Given exercise
In the data below, find every line with the string "Western" and pull it out.

Stored records
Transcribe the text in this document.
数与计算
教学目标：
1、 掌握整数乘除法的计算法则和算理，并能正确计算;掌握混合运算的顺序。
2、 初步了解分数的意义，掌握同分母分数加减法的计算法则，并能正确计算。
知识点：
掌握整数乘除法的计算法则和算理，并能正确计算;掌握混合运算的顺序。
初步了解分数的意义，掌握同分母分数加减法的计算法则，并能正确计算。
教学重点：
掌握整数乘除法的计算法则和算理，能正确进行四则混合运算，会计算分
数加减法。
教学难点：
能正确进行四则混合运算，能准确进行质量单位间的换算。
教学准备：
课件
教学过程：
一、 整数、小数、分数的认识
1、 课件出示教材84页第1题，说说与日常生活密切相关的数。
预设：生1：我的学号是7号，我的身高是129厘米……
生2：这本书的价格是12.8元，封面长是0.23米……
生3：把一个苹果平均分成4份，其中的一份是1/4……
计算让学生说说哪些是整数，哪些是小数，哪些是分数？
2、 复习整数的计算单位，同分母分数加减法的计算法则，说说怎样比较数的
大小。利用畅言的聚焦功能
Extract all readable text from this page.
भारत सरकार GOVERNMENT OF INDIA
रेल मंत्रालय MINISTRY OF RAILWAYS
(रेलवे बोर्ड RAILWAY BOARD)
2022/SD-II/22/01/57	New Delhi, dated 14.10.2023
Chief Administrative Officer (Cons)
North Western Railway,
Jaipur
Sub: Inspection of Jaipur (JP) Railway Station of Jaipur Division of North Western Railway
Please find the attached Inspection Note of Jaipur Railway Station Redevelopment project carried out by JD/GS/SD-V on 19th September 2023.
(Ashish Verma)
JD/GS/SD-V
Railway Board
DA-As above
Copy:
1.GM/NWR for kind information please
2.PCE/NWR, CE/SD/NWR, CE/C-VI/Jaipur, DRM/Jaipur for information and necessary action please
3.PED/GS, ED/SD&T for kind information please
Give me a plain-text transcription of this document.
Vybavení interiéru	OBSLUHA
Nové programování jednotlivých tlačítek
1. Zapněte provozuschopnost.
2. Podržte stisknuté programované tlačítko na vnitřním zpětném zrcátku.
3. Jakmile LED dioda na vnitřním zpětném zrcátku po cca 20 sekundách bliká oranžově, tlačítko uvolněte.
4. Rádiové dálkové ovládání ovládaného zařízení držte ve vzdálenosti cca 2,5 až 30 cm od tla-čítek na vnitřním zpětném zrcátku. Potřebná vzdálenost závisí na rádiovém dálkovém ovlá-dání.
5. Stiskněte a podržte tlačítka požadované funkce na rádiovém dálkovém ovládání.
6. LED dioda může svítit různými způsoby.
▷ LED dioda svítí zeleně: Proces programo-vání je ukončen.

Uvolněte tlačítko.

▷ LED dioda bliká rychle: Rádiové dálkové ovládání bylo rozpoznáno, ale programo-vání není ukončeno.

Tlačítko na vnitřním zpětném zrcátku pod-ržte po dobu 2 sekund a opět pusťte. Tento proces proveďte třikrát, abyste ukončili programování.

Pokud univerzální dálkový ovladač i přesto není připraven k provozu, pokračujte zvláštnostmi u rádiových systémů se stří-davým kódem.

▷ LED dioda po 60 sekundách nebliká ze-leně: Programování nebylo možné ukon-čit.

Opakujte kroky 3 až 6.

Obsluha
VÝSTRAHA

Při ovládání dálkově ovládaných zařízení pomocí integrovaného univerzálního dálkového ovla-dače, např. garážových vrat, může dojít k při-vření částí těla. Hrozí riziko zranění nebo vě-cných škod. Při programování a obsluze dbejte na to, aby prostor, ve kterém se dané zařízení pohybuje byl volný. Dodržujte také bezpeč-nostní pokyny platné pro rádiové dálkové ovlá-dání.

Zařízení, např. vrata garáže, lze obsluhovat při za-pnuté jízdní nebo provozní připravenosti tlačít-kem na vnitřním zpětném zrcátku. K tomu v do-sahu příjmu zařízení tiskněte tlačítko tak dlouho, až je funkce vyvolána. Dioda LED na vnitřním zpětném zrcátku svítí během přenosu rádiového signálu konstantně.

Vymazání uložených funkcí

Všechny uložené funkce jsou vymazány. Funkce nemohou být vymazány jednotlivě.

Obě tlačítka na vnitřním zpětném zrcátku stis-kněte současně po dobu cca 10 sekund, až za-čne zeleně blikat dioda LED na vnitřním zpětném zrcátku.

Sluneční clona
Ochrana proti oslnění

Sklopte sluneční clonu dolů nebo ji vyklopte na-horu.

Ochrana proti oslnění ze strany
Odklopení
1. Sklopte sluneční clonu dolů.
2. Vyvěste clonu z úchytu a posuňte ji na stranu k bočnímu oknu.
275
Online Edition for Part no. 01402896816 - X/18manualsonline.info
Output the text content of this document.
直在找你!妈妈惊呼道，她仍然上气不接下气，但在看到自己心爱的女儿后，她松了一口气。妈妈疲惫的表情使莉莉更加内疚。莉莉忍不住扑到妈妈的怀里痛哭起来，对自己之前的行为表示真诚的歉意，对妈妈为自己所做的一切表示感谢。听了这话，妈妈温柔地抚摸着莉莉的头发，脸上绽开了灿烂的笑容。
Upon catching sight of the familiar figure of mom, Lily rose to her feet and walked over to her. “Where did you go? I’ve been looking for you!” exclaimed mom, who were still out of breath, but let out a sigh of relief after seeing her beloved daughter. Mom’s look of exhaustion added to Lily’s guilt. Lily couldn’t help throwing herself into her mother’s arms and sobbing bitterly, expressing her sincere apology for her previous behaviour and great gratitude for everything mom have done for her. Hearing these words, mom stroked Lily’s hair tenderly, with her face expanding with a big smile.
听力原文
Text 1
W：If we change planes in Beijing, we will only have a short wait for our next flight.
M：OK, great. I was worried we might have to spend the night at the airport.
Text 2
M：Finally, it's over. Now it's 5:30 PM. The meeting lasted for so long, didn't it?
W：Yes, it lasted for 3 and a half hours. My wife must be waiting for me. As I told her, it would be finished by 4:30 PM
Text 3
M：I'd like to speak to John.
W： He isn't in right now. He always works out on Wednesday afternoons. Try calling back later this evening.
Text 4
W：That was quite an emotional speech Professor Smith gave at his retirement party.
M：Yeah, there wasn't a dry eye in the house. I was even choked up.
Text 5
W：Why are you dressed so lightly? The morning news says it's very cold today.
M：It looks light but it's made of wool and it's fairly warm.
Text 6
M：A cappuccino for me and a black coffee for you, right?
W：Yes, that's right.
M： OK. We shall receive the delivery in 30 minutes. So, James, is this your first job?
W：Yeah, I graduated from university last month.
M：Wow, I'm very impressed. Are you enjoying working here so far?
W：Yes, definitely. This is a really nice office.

Finished answer
North Western Railway,
Sub: Inspection of Jaipur (JP) Railway Station of Jaipur Division of North Western Railway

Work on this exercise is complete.